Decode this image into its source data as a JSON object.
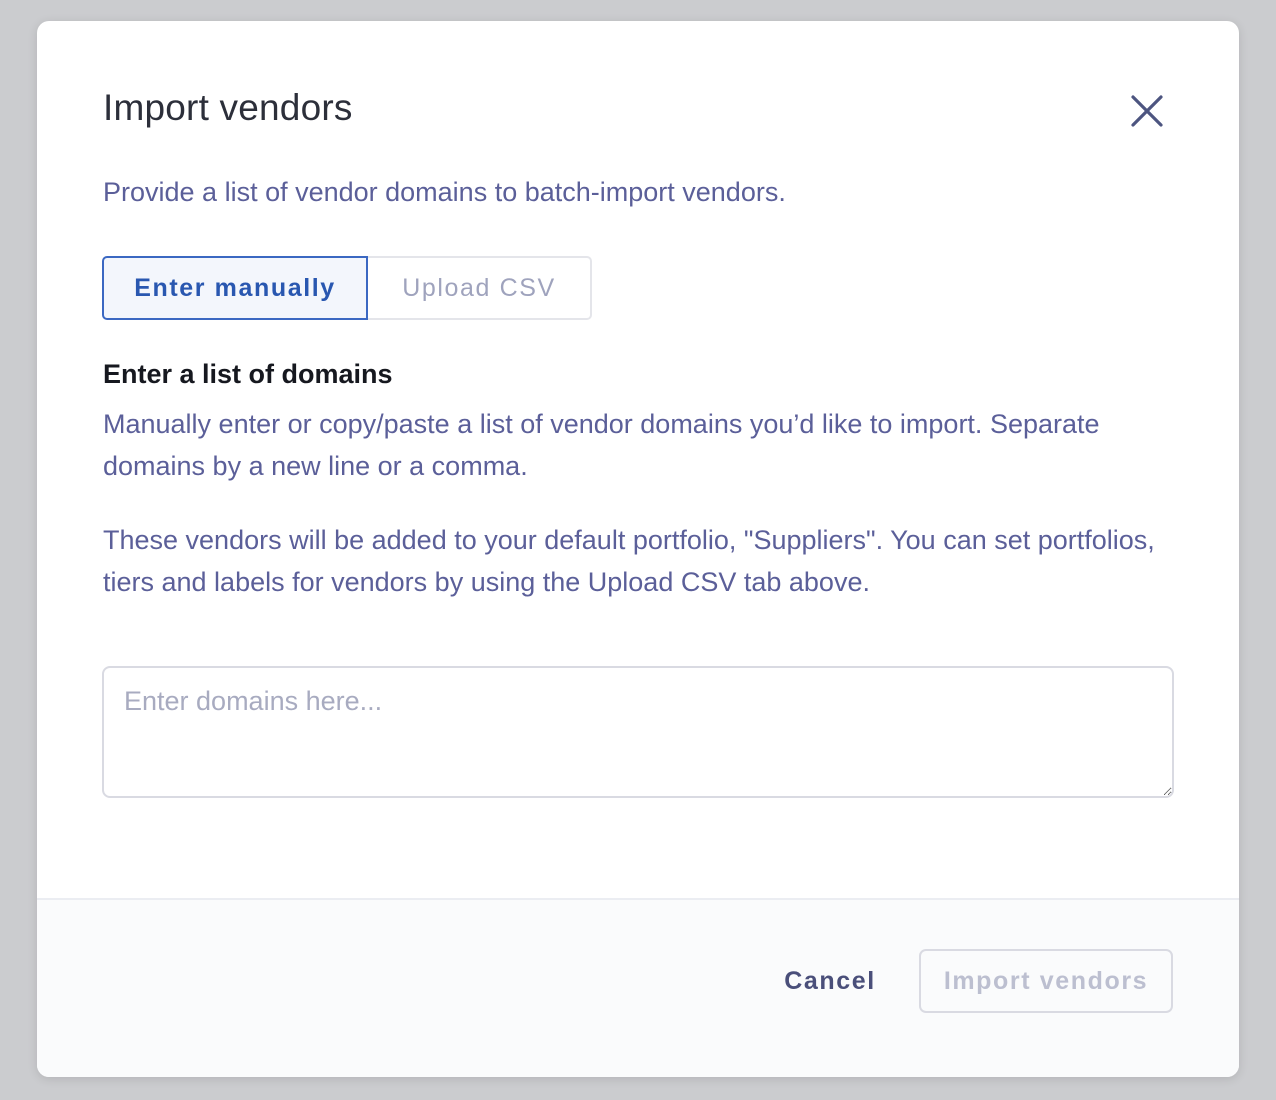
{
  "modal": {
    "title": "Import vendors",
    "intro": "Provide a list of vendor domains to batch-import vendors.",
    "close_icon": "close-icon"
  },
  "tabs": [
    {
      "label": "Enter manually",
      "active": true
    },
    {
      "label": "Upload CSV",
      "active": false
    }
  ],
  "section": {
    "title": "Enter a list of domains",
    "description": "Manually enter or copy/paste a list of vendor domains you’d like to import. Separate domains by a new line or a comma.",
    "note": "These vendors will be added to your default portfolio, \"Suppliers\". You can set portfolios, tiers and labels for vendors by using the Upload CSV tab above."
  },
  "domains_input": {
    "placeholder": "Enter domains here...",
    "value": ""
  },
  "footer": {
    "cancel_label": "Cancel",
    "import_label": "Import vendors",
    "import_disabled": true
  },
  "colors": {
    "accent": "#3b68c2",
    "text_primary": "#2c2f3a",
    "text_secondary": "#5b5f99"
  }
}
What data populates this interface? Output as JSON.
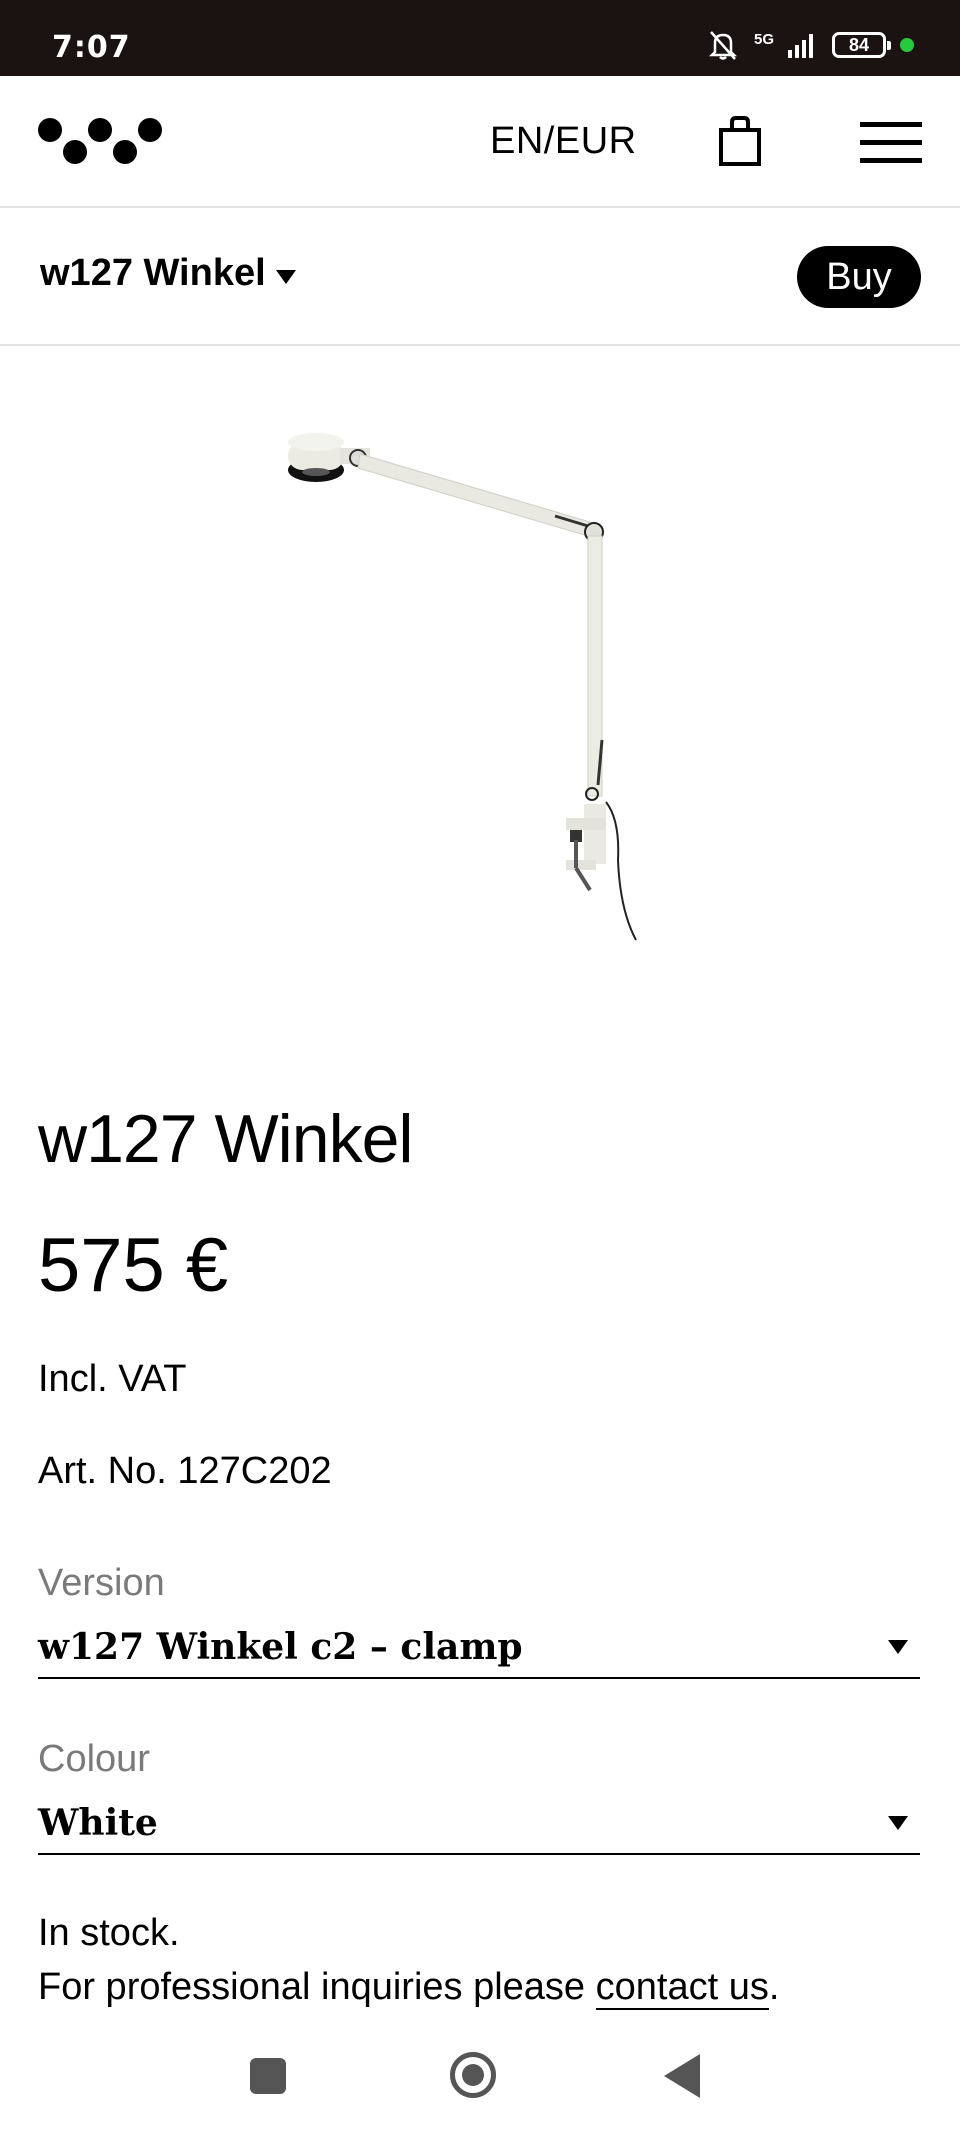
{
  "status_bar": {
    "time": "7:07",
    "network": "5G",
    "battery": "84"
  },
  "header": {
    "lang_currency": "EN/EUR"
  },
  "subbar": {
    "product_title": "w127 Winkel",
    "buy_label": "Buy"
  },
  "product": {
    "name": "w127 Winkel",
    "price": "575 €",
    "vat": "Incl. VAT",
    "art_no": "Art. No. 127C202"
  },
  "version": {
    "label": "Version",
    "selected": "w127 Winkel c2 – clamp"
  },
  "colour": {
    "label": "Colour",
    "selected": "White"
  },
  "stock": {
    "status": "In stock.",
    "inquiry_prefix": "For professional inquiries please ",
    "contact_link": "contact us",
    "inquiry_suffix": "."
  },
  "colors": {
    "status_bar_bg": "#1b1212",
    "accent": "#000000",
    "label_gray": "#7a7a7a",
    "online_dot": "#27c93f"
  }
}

::::

Work to do: How many of the lines above include the word "Winkel"? Respond with the number alone.

Response for this exercise: 3